**Requirement:** Identify every line in the records below that contains the word "content", and copy each of those lines.

**Data for this exercise:**
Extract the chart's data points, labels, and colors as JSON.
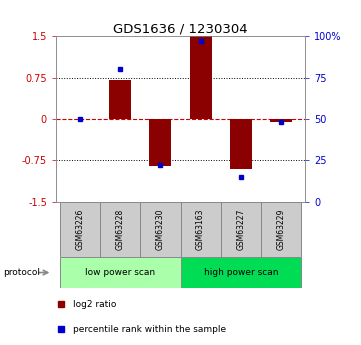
{
  "title": "GDS1636 / 1230304",
  "samples": [
    "GSM63226",
    "GSM63228",
    "GSM63230",
    "GSM63163",
    "GSM63227",
    "GSM63229"
  ],
  "log2_ratio": [
    0.0,
    0.7,
    -0.85,
    1.5,
    -0.9,
    -0.05
  ],
  "percentile_rank": [
    50,
    80,
    22,
    97,
    15,
    48
  ],
  "bar_color": "#8B0000",
  "dot_color": "#0000CD",
  "ylim_left": [
    -1.5,
    1.5
  ],
  "ylim_right": [
    0,
    100
  ],
  "yticks_left": [
    -1.5,
    -0.75,
    0,
    0.75,
    1.5
  ],
  "yticks_right": [
    0,
    25,
    50,
    75,
    100
  ],
  "ytick_labels_right": [
    "0",
    "25",
    "50",
    "75",
    "100%"
  ],
  "ytick_labels_left": [
    "-1.5",
    "-0.75",
    "0",
    "0.75",
    "1.5"
  ],
  "hlines": [
    0.75,
    -0.75
  ],
  "zero_line_color": "#CC0000",
  "hline_color": "black",
  "protocol_groups": [
    {
      "label": "low power scan",
      "indices": [
        0,
        1,
        2
      ],
      "color": "#aaffaa"
    },
    {
      "label": "high power scan",
      "indices": [
        3,
        4,
        5
      ],
      "color": "#00dd55"
    }
  ],
  "legend_entries": [
    {
      "label": "log2 ratio",
      "color": "#8B0000"
    },
    {
      "label": "percentile rank within the sample",
      "color": "#0000CD"
    }
  ],
  "protocol_label": "protocol",
  "bar_width": 0.55,
  "background_color": "#ffffff",
  "sample_box_color": "#cccccc",
  "sample_box_edge": "#888888"
}
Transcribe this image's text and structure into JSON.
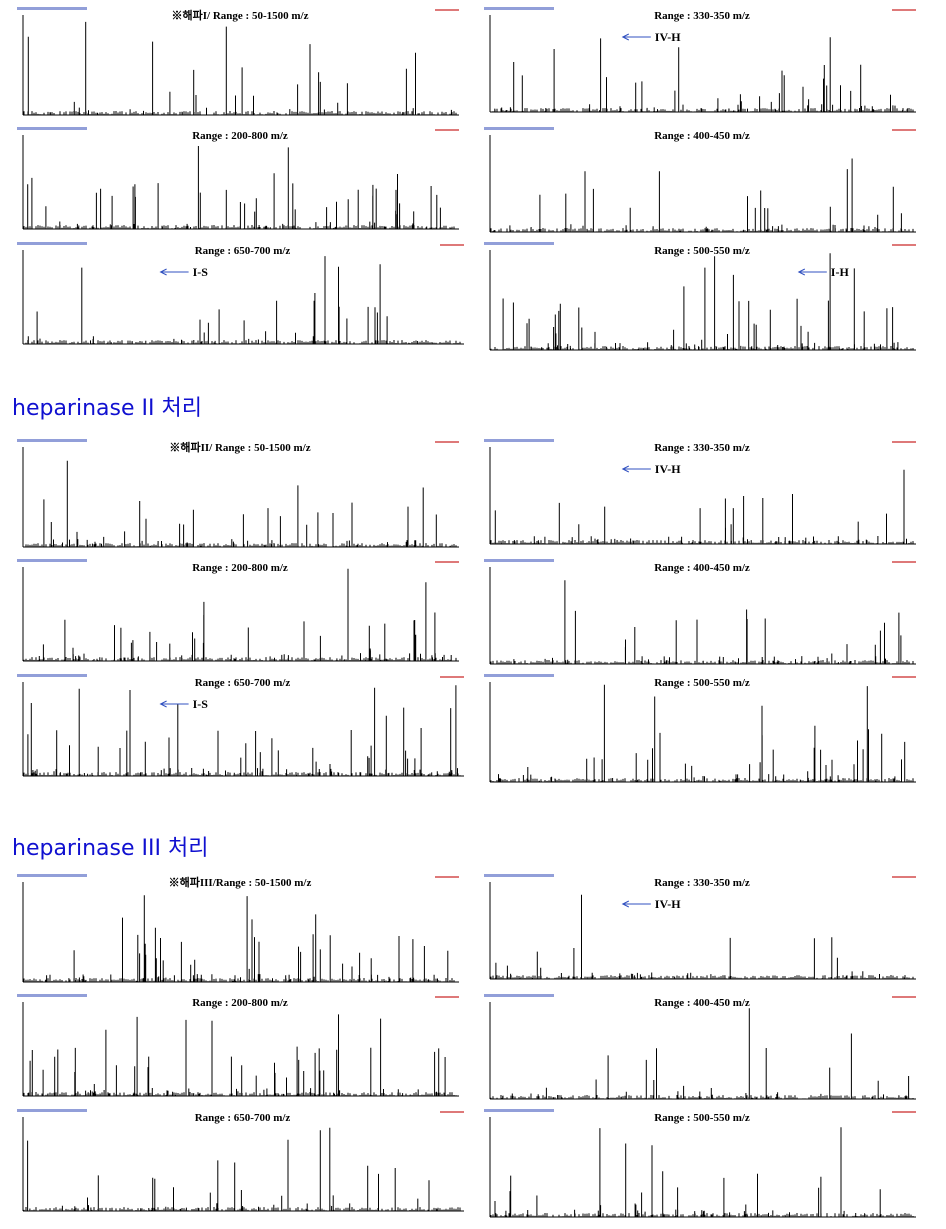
{
  "sections": [
    {
      "panels": [
        {
          "title": "※해파I/ Range : 50-1500 m/z"
        },
        {
          "title": "Range : 200-800 m/z"
        },
        {
          "title": "Range : 650-700 m/z",
          "annotation": "I-S"
        },
        {
          "title": "Range : 330-350 m/z",
          "annotation": "IV-H"
        },
        {
          "title": "Range : 400-450 m/z"
        },
        {
          "title": "Range : 500-550 m/z",
          "annotation": "I-H"
        }
      ]
    },
    {
      "heading": "heparinase II 처리",
      "panels": [
        {
          "title": "※해파II/ Range : 50-1500 m/z"
        },
        {
          "title": "Range : 200-800 m/z"
        },
        {
          "title": "Range : 650-700 m/z",
          "annotation": "I-S"
        },
        {
          "title": "Range : 330-350 m/z",
          "annotation": "IV-H"
        },
        {
          "title": "Range : 400-450 m/z"
        },
        {
          "title": "Range : 500-550 m/z"
        }
      ]
    },
    {
      "heading": "heparinase III 처리",
      "panels": [
        {
          "title": "※해파III/Range : 50-1500 m/z"
        },
        {
          "title": "Range : 200-800 m/z"
        },
        {
          "title": "Range : 650-700 m/z"
        },
        {
          "title": "Range : 330-350 m/z",
          "annotation": "IV-H"
        },
        {
          "title": "Range : 400-450 m/z"
        },
        {
          "title": "Range : 500-550 m/z"
        }
      ]
    }
  ]
}
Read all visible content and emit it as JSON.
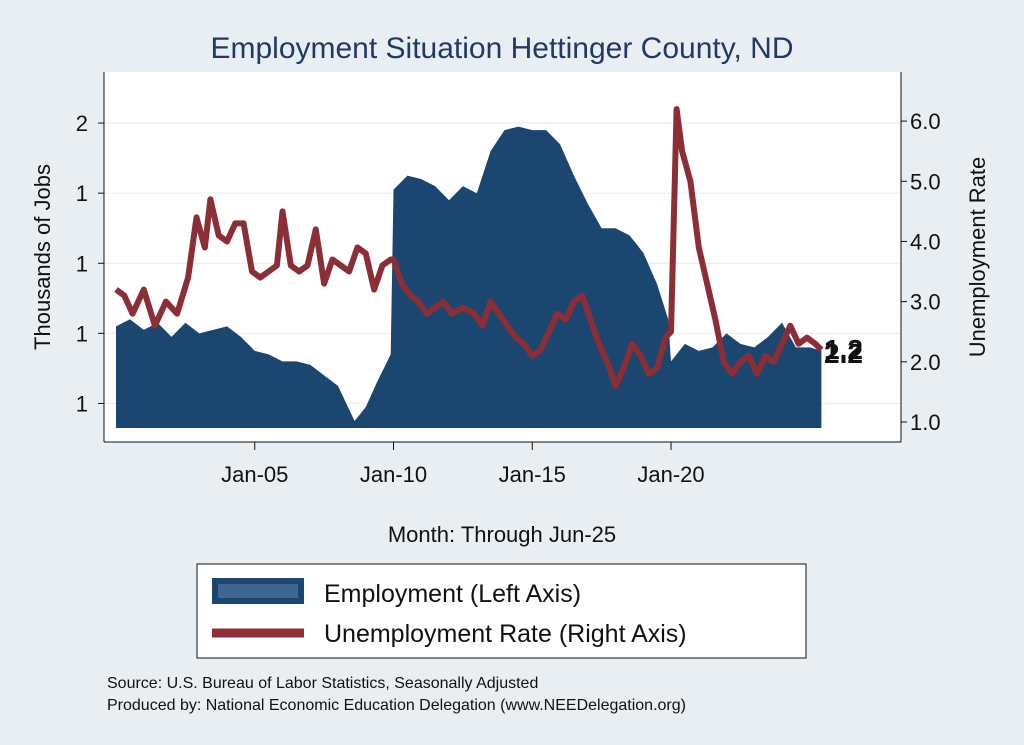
{
  "chart_data": {
    "type": "bar+line",
    "title": "Employment Situation Hettinger  County, ND",
    "xlabel": "Month: Through Jun-25",
    "ylabel_left": "Thousands of Jobs",
    "ylabel_right": "Unemployment Rate",
    "x_ticks": [
      "Jan-05",
      "Jan-10",
      "Jan-15",
      "Jan-20"
    ],
    "y_left_ticks": [
      "1",
      "1",
      "1",
      "1",
      "2"
    ],
    "y_left_tick_values": [
      1.1,
      1.3,
      1.5,
      1.7,
      1.9
    ],
    "y_left_range": [
      1.03,
      2.0
    ],
    "y_right_ticks": [
      "1.0",
      "2.0",
      "3.0",
      "4.0",
      "5.0",
      "6.0"
    ],
    "y_right_tick_values": [
      1.0,
      2.0,
      3.0,
      4.0,
      5.0,
      6.0
    ],
    "y_right_range": [
      0.9,
      6.55
    ],
    "x_range": [
      2000.0,
      2028.0
    ],
    "grid": true,
    "legend_position": "bottom",
    "employment": {
      "name": "Employment (Left Axis)",
      "color": "#1a4670",
      "points": [
        [
          2000.0,
          1.32
        ],
        [
          2000.5,
          1.34
        ],
        [
          2001.0,
          1.31
        ],
        [
          2001.5,
          1.33
        ],
        [
          2002.0,
          1.29
        ],
        [
          2002.5,
          1.33
        ],
        [
          2003.0,
          1.3
        ],
        [
          2003.5,
          1.31
        ],
        [
          2004.0,
          1.32
        ],
        [
          2004.5,
          1.29
        ],
        [
          2005.0,
          1.25
        ],
        [
          2005.5,
          1.24
        ],
        [
          2006.0,
          1.22
        ],
        [
          2006.5,
          1.22
        ],
        [
          2007.0,
          1.21
        ],
        [
          2007.5,
          1.18
        ],
        [
          2008.0,
          1.15
        ],
        [
          2008.3,
          1.1
        ],
        [
          2008.6,
          1.05
        ],
        [
          2009.0,
          1.09
        ],
        [
          2009.4,
          1.16
        ],
        [
          2009.9,
          1.24
        ],
        [
          2010.0,
          1.71
        ],
        [
          2010.5,
          1.75
        ],
        [
          2011.0,
          1.74
        ],
        [
          2011.5,
          1.72
        ],
        [
          2012.0,
          1.68
        ],
        [
          2012.5,
          1.72
        ],
        [
          2013.0,
          1.7
        ],
        [
          2013.5,
          1.82
        ],
        [
          2014.0,
          1.88
        ],
        [
          2014.5,
          1.89
        ],
        [
          2015.0,
          1.88
        ],
        [
          2015.5,
          1.88
        ],
        [
          2016.0,
          1.84
        ],
        [
          2016.5,
          1.75
        ],
        [
          2017.0,
          1.67
        ],
        [
          2017.5,
          1.6
        ],
        [
          2018.0,
          1.6
        ],
        [
          2018.5,
          1.58
        ],
        [
          2019.0,
          1.53
        ],
        [
          2019.5,
          1.44
        ],
        [
          2019.9,
          1.34
        ],
        [
          2020.0,
          1.22
        ],
        [
          2020.5,
          1.27
        ],
        [
          2021.0,
          1.25
        ],
        [
          2021.5,
          1.26
        ],
        [
          2022.0,
          1.3
        ],
        [
          2022.5,
          1.27
        ],
        [
          2023.0,
          1.26
        ],
        [
          2023.5,
          1.29
        ],
        [
          2024.0,
          1.33
        ],
        [
          2024.5,
          1.26
        ],
        [
          2025.0,
          1.26
        ],
        [
          2025.42,
          1.25
        ]
      ]
    },
    "unemployment": {
      "name": "Unemployment Rate (Right Axis)",
      "color": "#8b2e35",
      "points": [
        [
          2000.0,
          3.2
        ],
        [
          2000.3,
          3.1
        ],
        [
          2000.6,
          2.8
        ],
        [
          2001.0,
          3.2
        ],
        [
          2001.4,
          2.6
        ],
        [
          2001.8,
          3.0
        ],
        [
          2002.2,
          2.8
        ],
        [
          2002.6,
          3.4
        ],
        [
          2002.9,
          4.4
        ],
        [
          2003.2,
          3.9
        ],
        [
          2003.4,
          4.7
        ],
        [
          2003.7,
          4.1
        ],
        [
          2004.0,
          4.0
        ],
        [
          2004.3,
          4.3
        ],
        [
          2004.6,
          4.3
        ],
        [
          2004.9,
          3.5
        ],
        [
          2005.2,
          3.4
        ],
        [
          2005.5,
          3.5
        ],
        [
          2005.8,
          3.6
        ],
        [
          2006.0,
          4.5
        ],
        [
          2006.3,
          3.6
        ],
        [
          2006.6,
          3.5
        ],
        [
          2006.9,
          3.6
        ],
        [
          2007.2,
          4.2
        ],
        [
          2007.5,
          3.3
        ],
        [
          2007.8,
          3.7
        ],
        [
          2008.1,
          3.6
        ],
        [
          2008.4,
          3.5
        ],
        [
          2008.7,
          3.9
        ],
        [
          2009.0,
          3.8
        ],
        [
          2009.3,
          3.2
        ],
        [
          2009.6,
          3.6
        ],
        [
          2009.9,
          3.7
        ],
        [
          2010.0,
          3.7
        ],
        [
          2010.3,
          3.3
        ],
        [
          2010.6,
          3.1
        ],
        [
          2010.9,
          3.0
        ],
        [
          2011.2,
          2.8
        ],
        [
          2011.5,
          2.9
        ],
        [
          2011.8,
          3.0
        ],
        [
          2012.1,
          2.8
        ],
        [
          2012.5,
          2.9
        ],
        [
          2012.9,
          2.8
        ],
        [
          2013.2,
          2.6
        ],
        [
          2013.5,
          3.0
        ],
        [
          2013.8,
          2.8
        ],
        [
          2014.1,
          2.6
        ],
        [
          2014.4,
          2.4
        ],
        [
          2014.7,
          2.3
        ],
        [
          2015.0,
          2.1
        ],
        [
          2015.3,
          2.2
        ],
        [
          2015.6,
          2.5
        ],
        [
          2015.9,
          2.8
        ],
        [
          2016.2,
          2.7
        ],
        [
          2016.5,
          3.0
        ],
        [
          2016.8,
          3.1
        ],
        [
          2017.1,
          2.7
        ],
        [
          2017.4,
          2.3
        ],
        [
          2017.7,
          2.0
        ],
        [
          2018.0,
          1.6
        ],
        [
          2018.3,
          1.9
        ],
        [
          2018.6,
          2.3
        ],
        [
          2018.9,
          2.1
        ],
        [
          2019.2,
          1.8
        ],
        [
          2019.5,
          1.9
        ],
        [
          2019.8,
          2.4
        ],
        [
          2020.0,
          2.5
        ],
        [
          2020.2,
          6.2
        ],
        [
          2020.4,
          5.5
        ],
        [
          2020.7,
          5.0
        ],
        [
          2021.0,
          3.9
        ],
        [
          2021.3,
          3.3
        ],
        [
          2021.6,
          2.7
        ],
        [
          2021.9,
          2.0
        ],
        [
          2022.2,
          1.8
        ],
        [
          2022.5,
          2.0
        ],
        [
          2022.8,
          2.1
        ],
        [
          2023.1,
          1.8
        ],
        [
          2023.4,
          2.1
        ],
        [
          2023.7,
          2.0
        ],
        [
          2024.0,
          2.3
        ],
        [
          2024.3,
          2.6
        ],
        [
          2024.6,
          2.3
        ],
        [
          2024.9,
          2.4
        ],
        [
          2025.2,
          2.3
        ],
        [
          2025.42,
          2.2
        ]
      ]
    },
    "end_labels": [
      "1.2",
      "2.2"
    ]
  },
  "source": {
    "line1": "Source: U.S. Bureau of Labor Statistics, Seasonally Adjusted",
    "line2": "Produced by: National Economic Education Delegation (www.NEEDelegation.org)"
  }
}
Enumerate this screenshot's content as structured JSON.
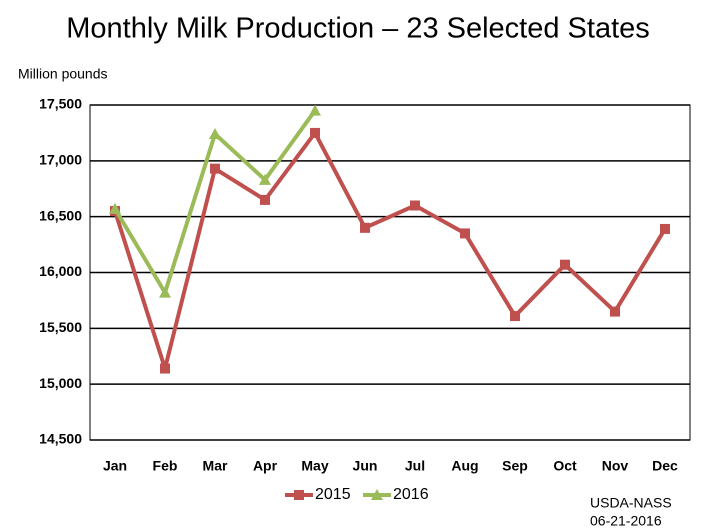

**Exercise solution:**
Read all visible content and emit it as JSON.
Enumerate this screenshot's content as structured JSON.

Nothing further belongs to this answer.